Goal of the exercise
Extract all of the entries and give them again, word for word.

Exercise input
______________________________

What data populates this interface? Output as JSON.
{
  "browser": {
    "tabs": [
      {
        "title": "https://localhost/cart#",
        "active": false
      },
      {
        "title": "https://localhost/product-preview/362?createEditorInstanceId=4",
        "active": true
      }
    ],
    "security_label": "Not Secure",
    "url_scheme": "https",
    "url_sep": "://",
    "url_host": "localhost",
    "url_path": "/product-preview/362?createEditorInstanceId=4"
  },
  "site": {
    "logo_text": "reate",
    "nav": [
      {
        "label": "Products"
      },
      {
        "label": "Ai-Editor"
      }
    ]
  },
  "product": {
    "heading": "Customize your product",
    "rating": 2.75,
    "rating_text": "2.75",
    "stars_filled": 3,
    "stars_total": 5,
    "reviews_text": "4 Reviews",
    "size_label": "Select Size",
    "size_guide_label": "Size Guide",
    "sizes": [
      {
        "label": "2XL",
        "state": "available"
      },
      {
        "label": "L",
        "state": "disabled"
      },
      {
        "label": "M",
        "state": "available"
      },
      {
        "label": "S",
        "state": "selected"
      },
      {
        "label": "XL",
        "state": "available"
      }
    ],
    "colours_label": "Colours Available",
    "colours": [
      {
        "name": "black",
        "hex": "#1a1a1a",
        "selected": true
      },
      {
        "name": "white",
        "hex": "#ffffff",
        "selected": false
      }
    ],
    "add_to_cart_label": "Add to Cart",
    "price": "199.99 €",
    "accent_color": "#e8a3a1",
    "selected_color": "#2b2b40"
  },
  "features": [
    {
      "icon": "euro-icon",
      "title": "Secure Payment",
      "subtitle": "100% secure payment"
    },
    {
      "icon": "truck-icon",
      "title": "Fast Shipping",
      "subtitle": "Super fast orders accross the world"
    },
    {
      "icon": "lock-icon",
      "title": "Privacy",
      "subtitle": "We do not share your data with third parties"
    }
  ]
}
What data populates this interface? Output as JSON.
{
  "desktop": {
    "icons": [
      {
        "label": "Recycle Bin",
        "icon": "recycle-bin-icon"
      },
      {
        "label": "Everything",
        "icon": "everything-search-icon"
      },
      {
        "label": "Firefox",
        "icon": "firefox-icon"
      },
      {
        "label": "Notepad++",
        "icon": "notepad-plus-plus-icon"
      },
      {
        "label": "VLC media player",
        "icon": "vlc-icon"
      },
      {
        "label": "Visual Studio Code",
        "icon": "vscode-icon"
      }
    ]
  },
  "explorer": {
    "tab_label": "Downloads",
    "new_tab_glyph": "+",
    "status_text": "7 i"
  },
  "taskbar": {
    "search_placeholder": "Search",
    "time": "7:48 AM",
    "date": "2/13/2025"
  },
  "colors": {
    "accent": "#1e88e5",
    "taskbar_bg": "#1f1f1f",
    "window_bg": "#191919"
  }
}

______________________________

Finished exercise
What data populates this interface? Output as JSON.
{
  "browser": {
    "tabs": [
      {
        "title": "https://localhost/cart#",
        "active": false
      },
      {
        "title": "https://localhost/product-preview/362?createEditorInstanceId=4",
        "active": true
      }
    ],
    "security_label": "Not Secure",
    "url_scheme": "https",
    "url_sep": "://",
    "url_host": "localhost",
    "url_path": "/product-preview/362?createEditorInstanceId=4"
  },
  "site": {
    "logo_text": "reate",
    "nav": [
      {
        "label": "Products"
      },
      {
        "label": "Ai-Editor"
      }
    ]
  },
  "product": {
    "heading": "Customize your product",
    "rating": 2.75,
    "rating_text": "2.75",
    "stars_filled": 3,
    "stars_total": 5,
    "reviews_text": "4 Reviews",
    "size_label": "Select Size",
    "size_guide_label": "Size Guide",
    "sizes": [
      {
        "label": "2XL",
        "state": "available"
      },
      {
        "label": "L",
        "state": "disabled"
      },
      {
        "label": "M",
        "state": "available"
      },
      {
        "label": "S",
        "state": "selected"
      },
      {
        "label": "XL",
        "state": "available"
      }
    ],
    "colours_label": "Colours Available",
    "colours": [
      {
        "name": "black",
        "hex": "#1a1a1a",
        "selected": true
      },
      {
        "name": "white",
        "hex": "#ffffff",
        "selected": false
      }
    ],
    "add_to_cart_label": "Add to Cart",
    "price": "199.99 €",
    "accent_color": "#e8a3a1",
    "selected_color": "#2b2b40"
  },
  "features": [
    {
      "icon": "euro-icon",
      "title": "Secure Payment",
      "subtitle": "100% secure payment"
    },
    {
      "icon": "truck-icon",
      "title": "Fast Shipping",
      "subtitle": "Super fast orders accross the world"
    },
    {
      "icon": "lock-icon",
      "title": "Privacy",
      "subtitle": "We do not share your data with third parties"
    }
  ]
}
What data populates this interface? Output as JSON.
{
  "desktop": {
    "icons": [
      {
        "label": "Recycle Bin",
        "icon": "recycle-bin-icon"
      },
      {
        "label": "Everything",
        "icon": "everything-search-icon"
      },
      {
        "label": "Firefox",
        "icon": "firefox-icon"
      },
      {
        "label": "Notepad++",
        "icon": "notepad-plus-plus-icon"
      },
      {
        "label": "VLC media player",
        "icon": "vlc-icon"
      },
      {
        "label": "Visual Studio Code",
        "icon": "vscode-icon"
      }
    ]
  },
  "explorer": {
    "tab_label": "Downloads",
    "new_tab_glyph": "+",
    "status_text": "7 i"
  },
  "taskbar": {
    "search_placeholder": "Search",
    "time": "7:48 AM",
    "date": "2/13/2025"
  },
  "colors": {
    "accent": "#1e88e5",
    "taskbar_bg": "#1f1f1f",
    "window_bg": "#191919"
  }
}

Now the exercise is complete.